--- BEGIN ---
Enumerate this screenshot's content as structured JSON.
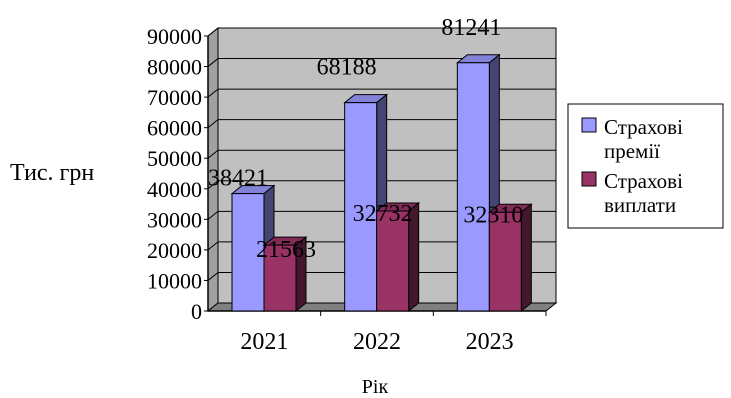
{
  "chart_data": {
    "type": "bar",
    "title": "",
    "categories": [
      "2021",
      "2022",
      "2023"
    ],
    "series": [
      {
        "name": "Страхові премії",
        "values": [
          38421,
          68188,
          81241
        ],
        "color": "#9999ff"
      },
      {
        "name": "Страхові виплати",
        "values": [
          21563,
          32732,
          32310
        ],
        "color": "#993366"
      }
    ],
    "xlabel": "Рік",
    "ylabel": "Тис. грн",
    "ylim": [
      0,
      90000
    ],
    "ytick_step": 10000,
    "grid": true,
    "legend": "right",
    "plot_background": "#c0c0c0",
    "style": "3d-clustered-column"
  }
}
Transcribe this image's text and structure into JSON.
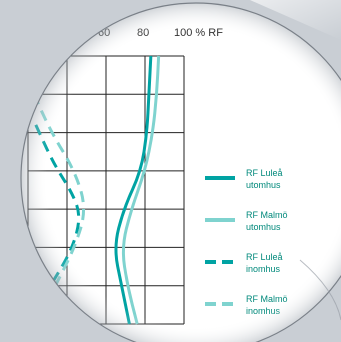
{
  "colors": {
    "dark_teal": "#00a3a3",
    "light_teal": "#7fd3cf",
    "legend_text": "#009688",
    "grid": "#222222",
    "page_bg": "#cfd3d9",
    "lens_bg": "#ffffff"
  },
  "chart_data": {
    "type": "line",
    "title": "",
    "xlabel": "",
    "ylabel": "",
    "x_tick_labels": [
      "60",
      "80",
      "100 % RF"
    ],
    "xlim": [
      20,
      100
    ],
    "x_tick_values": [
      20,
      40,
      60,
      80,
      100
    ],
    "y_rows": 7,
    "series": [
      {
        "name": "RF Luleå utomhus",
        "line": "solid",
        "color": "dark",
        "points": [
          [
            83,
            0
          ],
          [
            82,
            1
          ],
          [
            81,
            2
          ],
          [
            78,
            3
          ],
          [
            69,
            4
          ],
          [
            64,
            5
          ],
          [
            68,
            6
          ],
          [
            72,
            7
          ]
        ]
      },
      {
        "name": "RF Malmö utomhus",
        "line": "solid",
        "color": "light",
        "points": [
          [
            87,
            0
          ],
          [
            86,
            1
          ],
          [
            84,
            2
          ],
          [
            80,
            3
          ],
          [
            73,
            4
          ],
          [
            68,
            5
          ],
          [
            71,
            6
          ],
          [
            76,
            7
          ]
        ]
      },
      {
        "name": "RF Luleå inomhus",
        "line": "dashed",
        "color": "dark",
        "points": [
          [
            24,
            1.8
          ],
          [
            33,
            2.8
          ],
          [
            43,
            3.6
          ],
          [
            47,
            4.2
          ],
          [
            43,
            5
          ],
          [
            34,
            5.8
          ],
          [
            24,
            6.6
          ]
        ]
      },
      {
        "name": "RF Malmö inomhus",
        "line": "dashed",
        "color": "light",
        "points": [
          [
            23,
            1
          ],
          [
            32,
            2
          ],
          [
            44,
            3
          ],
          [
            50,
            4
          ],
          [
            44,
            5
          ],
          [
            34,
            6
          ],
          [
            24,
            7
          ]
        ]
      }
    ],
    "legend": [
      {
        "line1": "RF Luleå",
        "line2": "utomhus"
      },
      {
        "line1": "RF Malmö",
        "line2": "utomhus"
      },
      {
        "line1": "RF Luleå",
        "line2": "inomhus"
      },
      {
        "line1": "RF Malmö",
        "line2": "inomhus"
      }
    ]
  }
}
--- END ---
--- BEGIN ---
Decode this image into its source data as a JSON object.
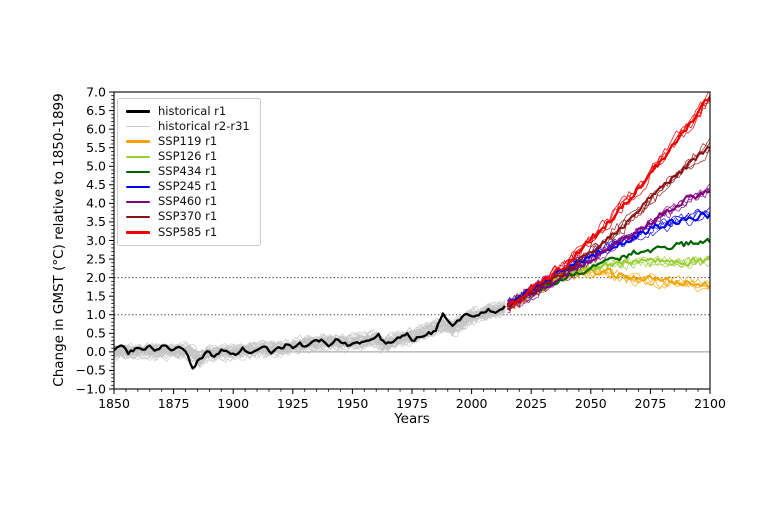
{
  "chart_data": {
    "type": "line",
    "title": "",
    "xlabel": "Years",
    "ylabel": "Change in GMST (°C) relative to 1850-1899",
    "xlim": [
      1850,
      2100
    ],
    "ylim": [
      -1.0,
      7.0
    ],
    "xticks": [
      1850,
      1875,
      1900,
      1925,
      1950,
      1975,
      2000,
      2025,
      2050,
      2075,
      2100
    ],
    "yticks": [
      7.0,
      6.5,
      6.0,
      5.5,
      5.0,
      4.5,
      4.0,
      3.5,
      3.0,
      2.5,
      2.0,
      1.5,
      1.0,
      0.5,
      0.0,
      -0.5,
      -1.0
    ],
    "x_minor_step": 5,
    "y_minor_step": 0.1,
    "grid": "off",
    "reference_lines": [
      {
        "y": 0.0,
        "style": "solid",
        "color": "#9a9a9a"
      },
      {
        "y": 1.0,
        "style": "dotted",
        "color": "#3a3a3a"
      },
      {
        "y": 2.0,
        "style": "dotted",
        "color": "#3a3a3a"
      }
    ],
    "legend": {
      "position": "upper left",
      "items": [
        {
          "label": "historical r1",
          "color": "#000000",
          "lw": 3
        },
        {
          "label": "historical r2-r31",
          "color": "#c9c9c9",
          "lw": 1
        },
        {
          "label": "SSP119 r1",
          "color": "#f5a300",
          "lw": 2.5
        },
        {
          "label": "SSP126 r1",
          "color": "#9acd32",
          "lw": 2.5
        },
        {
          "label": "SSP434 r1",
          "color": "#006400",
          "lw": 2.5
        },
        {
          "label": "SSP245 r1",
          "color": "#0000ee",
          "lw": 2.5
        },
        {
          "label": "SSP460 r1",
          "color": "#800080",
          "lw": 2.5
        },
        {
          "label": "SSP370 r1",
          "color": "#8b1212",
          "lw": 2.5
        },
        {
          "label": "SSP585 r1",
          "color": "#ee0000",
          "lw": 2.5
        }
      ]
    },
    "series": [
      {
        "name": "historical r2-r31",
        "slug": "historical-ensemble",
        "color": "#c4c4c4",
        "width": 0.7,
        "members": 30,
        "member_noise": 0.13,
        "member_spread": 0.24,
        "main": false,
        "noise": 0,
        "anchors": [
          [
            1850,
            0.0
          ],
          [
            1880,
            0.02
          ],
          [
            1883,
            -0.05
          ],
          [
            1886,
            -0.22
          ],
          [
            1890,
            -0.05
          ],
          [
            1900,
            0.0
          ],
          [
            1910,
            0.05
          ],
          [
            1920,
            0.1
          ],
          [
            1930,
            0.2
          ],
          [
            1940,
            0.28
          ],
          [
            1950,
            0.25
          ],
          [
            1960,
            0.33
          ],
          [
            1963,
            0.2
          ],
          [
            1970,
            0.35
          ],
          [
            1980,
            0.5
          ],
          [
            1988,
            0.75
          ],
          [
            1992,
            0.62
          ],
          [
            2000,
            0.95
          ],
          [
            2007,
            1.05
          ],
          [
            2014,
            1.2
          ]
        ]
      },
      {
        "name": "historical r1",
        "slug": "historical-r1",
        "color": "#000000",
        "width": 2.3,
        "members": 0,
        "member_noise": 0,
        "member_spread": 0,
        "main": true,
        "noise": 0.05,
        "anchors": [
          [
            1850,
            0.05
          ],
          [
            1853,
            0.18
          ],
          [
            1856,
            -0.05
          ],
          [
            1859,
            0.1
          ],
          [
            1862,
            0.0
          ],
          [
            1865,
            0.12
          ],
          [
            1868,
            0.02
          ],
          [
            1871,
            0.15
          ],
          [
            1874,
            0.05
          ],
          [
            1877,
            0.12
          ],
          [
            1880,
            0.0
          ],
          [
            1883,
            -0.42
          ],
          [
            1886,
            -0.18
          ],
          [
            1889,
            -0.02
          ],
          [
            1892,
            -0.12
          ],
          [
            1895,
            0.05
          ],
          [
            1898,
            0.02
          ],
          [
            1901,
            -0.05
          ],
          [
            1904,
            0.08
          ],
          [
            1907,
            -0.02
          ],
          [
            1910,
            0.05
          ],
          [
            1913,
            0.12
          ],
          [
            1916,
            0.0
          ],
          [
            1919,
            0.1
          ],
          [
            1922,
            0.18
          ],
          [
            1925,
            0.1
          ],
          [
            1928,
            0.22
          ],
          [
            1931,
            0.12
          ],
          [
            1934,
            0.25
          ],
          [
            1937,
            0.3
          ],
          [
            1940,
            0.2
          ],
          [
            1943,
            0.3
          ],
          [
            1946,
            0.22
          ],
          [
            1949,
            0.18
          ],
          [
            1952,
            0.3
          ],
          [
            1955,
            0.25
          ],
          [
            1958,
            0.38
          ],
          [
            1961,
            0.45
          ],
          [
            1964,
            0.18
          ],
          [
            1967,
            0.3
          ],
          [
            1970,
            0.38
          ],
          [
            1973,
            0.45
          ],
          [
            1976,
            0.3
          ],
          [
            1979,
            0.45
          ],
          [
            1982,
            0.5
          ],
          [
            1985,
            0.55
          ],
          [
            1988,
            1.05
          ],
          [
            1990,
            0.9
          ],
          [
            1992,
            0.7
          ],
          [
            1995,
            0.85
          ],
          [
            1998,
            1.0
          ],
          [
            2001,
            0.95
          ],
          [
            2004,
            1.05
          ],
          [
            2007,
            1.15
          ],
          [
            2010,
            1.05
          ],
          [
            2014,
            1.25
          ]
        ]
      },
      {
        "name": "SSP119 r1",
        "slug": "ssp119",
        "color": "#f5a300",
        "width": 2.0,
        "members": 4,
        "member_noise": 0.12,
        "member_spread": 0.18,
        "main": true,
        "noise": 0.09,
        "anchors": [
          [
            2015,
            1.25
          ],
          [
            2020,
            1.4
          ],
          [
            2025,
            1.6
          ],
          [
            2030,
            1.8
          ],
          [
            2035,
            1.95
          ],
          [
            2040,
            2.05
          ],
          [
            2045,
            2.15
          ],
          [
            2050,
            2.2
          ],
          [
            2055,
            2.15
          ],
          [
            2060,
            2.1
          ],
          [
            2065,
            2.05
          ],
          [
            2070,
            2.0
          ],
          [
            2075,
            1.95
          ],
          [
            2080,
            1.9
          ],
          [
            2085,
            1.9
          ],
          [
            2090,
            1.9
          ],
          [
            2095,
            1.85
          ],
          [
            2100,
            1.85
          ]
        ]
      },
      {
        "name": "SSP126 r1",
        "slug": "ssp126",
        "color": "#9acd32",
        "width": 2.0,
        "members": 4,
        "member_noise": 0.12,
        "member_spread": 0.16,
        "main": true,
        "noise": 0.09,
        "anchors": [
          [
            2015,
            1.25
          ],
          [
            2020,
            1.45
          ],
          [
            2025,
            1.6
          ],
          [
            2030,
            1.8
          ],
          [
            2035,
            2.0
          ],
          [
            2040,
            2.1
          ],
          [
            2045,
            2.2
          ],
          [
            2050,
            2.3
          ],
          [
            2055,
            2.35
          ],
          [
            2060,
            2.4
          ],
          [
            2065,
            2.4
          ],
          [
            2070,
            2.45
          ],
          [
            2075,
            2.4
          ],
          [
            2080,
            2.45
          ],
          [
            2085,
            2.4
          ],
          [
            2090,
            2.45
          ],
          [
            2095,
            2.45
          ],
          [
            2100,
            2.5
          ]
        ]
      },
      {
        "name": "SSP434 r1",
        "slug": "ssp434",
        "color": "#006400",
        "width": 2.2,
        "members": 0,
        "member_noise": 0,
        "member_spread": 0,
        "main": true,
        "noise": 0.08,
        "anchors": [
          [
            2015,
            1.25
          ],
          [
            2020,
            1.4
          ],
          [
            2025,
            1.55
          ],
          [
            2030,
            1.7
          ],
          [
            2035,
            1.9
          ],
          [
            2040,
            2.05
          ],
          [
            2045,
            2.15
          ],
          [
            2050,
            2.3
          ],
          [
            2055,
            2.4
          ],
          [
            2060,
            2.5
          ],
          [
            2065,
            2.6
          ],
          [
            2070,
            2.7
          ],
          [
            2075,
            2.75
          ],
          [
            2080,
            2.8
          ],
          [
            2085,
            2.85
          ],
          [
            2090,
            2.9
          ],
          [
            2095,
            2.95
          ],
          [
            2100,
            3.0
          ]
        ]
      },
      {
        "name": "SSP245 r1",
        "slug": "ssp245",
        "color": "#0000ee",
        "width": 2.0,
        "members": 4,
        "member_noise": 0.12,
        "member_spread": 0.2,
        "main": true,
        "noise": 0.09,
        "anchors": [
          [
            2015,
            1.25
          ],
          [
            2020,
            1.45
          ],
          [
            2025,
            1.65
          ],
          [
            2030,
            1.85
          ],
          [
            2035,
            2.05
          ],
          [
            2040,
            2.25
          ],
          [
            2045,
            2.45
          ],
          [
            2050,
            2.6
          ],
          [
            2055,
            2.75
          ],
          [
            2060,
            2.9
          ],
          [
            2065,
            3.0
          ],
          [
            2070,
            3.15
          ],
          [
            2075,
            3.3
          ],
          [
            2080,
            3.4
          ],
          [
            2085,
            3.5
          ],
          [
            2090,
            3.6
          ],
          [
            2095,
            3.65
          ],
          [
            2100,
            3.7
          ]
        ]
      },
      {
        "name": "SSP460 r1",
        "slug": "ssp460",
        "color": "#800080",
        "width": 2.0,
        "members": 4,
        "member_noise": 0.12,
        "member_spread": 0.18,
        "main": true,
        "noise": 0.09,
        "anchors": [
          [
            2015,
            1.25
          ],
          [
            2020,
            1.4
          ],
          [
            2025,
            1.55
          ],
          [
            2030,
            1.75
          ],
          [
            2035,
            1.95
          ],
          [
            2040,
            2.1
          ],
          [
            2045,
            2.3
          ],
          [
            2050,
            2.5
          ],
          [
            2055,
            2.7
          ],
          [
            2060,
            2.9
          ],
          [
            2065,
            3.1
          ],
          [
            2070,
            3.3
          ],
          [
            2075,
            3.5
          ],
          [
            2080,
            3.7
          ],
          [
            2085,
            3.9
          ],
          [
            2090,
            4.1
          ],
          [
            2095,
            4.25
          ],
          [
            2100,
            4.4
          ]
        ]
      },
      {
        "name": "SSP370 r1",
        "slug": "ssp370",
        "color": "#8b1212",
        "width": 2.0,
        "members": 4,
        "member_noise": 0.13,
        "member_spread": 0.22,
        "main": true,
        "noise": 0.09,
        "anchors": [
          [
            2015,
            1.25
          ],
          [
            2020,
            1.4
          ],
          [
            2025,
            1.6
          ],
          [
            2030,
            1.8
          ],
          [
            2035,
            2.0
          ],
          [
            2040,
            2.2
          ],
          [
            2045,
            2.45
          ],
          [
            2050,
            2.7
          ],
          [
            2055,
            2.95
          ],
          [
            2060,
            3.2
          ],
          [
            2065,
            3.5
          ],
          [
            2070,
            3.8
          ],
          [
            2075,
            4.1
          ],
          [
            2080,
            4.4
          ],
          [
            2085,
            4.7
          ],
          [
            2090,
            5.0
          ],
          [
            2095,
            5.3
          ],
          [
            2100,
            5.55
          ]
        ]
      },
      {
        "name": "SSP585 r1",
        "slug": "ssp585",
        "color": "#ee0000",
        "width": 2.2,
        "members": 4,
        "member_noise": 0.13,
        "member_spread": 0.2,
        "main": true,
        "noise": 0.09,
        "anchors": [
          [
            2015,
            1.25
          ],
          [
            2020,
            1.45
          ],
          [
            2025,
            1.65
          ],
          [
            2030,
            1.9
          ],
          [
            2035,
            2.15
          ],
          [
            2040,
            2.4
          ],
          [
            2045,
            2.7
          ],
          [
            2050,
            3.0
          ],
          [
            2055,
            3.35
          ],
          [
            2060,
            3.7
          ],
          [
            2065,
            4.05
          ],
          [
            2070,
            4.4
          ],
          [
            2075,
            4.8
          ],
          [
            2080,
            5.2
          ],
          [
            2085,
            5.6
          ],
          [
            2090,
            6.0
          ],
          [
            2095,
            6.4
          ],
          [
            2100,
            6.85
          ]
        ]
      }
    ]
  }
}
--- END ---
▶ _Work to do_: Gather each line from the listing above that holds "image".

▶ _Right answer_:
Transcribe this image's text and structure into JSON.
Decode this image into its source data as a JSON object.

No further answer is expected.